──────── GIVEN RECORDS ────────
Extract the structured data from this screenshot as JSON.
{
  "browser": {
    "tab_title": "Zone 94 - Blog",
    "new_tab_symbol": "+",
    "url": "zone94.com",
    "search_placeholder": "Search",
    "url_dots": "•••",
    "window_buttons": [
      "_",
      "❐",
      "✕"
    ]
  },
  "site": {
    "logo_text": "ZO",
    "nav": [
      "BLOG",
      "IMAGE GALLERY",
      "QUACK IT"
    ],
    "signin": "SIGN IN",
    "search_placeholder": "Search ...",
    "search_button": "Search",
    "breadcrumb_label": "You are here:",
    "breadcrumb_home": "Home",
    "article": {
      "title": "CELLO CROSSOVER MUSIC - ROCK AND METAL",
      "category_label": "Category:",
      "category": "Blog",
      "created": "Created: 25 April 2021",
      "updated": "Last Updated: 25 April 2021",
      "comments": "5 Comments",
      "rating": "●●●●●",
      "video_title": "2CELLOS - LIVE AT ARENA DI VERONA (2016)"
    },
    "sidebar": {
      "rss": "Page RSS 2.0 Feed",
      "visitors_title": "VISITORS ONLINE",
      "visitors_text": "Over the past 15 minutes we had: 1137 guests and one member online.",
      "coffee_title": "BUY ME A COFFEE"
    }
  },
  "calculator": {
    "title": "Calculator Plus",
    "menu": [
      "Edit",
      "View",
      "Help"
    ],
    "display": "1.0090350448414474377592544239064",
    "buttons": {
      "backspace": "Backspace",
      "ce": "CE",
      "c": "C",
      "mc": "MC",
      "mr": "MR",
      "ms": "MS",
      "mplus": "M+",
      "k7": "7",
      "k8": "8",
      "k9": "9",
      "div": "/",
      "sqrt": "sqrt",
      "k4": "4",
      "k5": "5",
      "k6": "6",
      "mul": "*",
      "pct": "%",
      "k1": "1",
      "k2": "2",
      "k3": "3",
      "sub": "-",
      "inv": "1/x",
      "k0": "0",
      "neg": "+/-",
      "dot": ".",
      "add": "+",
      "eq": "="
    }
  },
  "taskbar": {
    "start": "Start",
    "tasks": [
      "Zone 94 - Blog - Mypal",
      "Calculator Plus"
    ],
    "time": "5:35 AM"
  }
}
────────
» PROBLEM: For each line in the data above that contains the string "April", extract the line.

» FINISHED EXERCISE:
      "created": "Created: 25 April 2021",
      "updated": "Last Updated: 25 April 2021",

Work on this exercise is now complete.